■ The exercise
All of the data below should be written out exactly.

■ Data records
## Start

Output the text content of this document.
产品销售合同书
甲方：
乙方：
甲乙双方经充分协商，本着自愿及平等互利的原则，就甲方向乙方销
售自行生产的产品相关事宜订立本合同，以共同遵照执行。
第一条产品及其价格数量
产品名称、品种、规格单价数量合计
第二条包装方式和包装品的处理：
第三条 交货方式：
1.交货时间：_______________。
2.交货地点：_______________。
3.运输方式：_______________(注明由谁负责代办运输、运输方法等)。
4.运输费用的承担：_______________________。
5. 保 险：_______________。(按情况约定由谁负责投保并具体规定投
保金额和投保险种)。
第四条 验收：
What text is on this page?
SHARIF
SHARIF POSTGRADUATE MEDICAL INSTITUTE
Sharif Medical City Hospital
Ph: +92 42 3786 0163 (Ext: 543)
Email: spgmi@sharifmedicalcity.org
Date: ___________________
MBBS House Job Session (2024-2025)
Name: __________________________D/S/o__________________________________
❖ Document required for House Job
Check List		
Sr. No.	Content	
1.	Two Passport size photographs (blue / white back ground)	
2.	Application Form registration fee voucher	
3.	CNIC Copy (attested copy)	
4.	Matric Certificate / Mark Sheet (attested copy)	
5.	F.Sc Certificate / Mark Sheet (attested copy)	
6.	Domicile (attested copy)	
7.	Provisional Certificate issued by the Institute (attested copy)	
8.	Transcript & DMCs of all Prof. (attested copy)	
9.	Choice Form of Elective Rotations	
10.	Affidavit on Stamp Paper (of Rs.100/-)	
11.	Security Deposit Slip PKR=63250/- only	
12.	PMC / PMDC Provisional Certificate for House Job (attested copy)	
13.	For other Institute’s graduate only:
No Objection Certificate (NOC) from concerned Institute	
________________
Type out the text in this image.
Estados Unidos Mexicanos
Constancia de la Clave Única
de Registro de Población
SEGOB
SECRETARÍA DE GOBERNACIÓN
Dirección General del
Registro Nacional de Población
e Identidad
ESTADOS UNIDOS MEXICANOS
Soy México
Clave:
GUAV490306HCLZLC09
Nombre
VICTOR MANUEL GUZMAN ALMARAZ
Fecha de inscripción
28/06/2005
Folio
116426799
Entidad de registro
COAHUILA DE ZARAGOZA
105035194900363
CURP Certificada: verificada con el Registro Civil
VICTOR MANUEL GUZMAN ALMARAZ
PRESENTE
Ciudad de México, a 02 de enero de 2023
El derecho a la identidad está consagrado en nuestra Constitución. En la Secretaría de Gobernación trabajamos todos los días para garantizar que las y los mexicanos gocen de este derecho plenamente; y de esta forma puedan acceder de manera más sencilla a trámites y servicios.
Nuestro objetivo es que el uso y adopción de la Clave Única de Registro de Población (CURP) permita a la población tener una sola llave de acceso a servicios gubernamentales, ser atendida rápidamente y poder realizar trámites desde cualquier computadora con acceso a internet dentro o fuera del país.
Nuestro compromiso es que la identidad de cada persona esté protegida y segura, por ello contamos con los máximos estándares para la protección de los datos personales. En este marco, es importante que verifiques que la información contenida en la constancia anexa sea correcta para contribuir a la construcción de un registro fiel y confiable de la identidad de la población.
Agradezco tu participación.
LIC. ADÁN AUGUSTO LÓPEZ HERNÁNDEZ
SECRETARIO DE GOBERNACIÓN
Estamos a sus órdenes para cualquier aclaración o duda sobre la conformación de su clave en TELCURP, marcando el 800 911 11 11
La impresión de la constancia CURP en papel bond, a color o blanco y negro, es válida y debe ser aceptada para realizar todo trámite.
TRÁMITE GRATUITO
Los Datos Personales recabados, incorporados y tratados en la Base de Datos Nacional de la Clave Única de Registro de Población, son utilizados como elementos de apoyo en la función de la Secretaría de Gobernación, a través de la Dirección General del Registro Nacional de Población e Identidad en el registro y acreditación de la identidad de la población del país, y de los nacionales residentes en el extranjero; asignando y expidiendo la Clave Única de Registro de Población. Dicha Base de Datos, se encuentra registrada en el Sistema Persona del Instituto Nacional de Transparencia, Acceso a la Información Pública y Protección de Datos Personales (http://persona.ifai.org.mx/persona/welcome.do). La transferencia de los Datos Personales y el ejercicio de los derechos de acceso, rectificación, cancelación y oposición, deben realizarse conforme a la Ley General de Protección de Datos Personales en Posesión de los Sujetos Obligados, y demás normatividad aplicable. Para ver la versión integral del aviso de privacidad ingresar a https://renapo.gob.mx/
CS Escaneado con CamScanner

## End

■ Worked answer
Output the text content of this document.
产品销售合同书
甲方：
乙方：
甲乙双方经充分协商，本着自愿及平等互利的原则，就甲方向乙方销
售自行生产的产品相关事宜订立本合同，以共同遵照执行。
第一条产品及其价格数量
产品名称、品种、规格单价数量合计
第二条包装方式和包装品的处理：
第三条 交货方式：
1.交货时间：_______________。
2.交货地点：_______________。
3.运输方式：_______________(注明由谁负责代办运输、运输方法等)。
4.运输费用的承担：_______________________。
5. 保 险：_______________。(按情况约定由谁负责投保并具体规定投
保金额和投保险种)。
第四条 验收：
What text is on this page?
SHARIF
SHARIF POSTGRADUATE MEDICAL INSTITUTE
Sharif Medical City Hospital
Ph: +92 42 3786 0163 (Ext: 543)
Email: spgmi@sharifmedicalcity.org
Date: ___________________
MBBS House Job Session (2024-2025)
Name: __________________________D/S/o__________________________________
❖ Document required for House Job
Check List		
Sr. No.	Content	
1.	Two Passport size photographs (blue / white back ground)	
2.	Application Form registration fee voucher	
3.	CNIC Copy (attested copy)	
4.	Matric Certificate / Mark Sheet (attested copy)	
5.	F.Sc Certificate / Mark Sheet (attested copy)	
6.	Domicile (attested copy)	
7.	Provisional Certificate issued by the Institute (attested copy)	
8.	Transcript & DMCs of all Prof. (attested copy)	
9.	Choice Form of Elective Rotations	
10.	Affidavit on Stamp Paper (of Rs.100/-)	
11.	Security Deposit Slip PKR=63250/- only	
12.	PMC / PMDC Provisional Certificate for House Job (attested copy)	
13.	For other Institute’s graduate only:
No Objection Certificate (NOC) from concerned Institute	
________________
Type out the text in this image.
Estados Unidos Mexicanos
Constancia de la Clave Única
de Registro de Población
SEGOB
SECRETARÍA DE GOBERNACIÓN
Dirección General del
Registro Nacional de Población
e Identidad
ESTADOS UNIDOS MEXICANOS
Soy México
Clave:
GUAV490306HCLZLC09
Nombre
VICTOR MANUEL GUZMAN ALMARAZ
Fecha de inscripción
28/06/2005
Folio
116426799
Entidad de registro
COAHUILA DE ZARAGOZA
105035194900363
CURP Certificada: verificada con el Registro Civil
VICTOR MANUEL GUZMAN ALMARAZ
PRESENTE
Ciudad de México, a 02 de enero de 2023
El derecho a la identidad está consagrado en nuestra Constitución. En la Secretaría de Gobernación trabajamos todos los días para garantizar que las y los mexicanos gocen de este derecho plenamente; y de esta forma puedan acceder de manera más sencilla a trámites y servicios.
Nuestro objetivo es que el uso y adopción de la Clave Única de Registro de Población (CURP) permita a la población tener una sola llave de acceso a servicios gubernamentales, ser atendida rápidamente y poder realizar trámites desde cualquier computadora con acceso a internet dentro o fuera del país.
Nuestro compromiso es que la identidad de cada persona esté protegida y segura, por ello contamos con los máximos estándares para la protección de los datos personales. En este marco, es importante que verifiques que la información contenida en la constancia anexa sea correcta para contribuir a la construcción de un registro fiel y confiable de la identidad de la población.
Agradezco tu participación.
LIC. ADÁN AUGUSTO LÓPEZ HERNÁNDEZ
SECRETARIO DE GOBERNACIÓN
Estamos a sus órdenes para cualquier aclaración o duda sobre la conformación de su clave en TELCURP, marcando el 800 911 11 11
La impresión de la constancia CURP en papel bond, a color o blanco y negro, es válida y debe ser aceptada para realizar todo trámite.
TRÁMITE GRATUITO
Los Datos Personales recabados, incorporados y tratados en la Base de Datos Nacional de la Clave Única de Registro de Población, son utilizados como elementos de apoyo en la función de la Secretaría de Gobernación, a través de la Dirección General del Registro Nacional de Población e Identidad en el registro y acreditación de la identidad de la población del país, y de los nacionales residentes en el extranjero; asignando y expidiendo la Clave Única de Registro de Población. Dicha Base de Datos, se encuentra registrada en el Sistema Persona del Instituto Nacional de Transparencia, Acceso a la Información Pública y Protección de Datos Personales (http://persona.ifai.org.mx/persona/welcome.do). La transferencia de los Datos Personales y el ejercicio de los derechos de acceso, rectificación, cancelación y oposición, deben realizarse conforme a la Ley General de Protección de Datos Personales en Posesión de los Sujetos Obligados, y demás normatividad aplicable. Para ver la versión integral del aviso de privacidad ingresar a https://renapo.gob.mx/
CS Escaneado con CamScanner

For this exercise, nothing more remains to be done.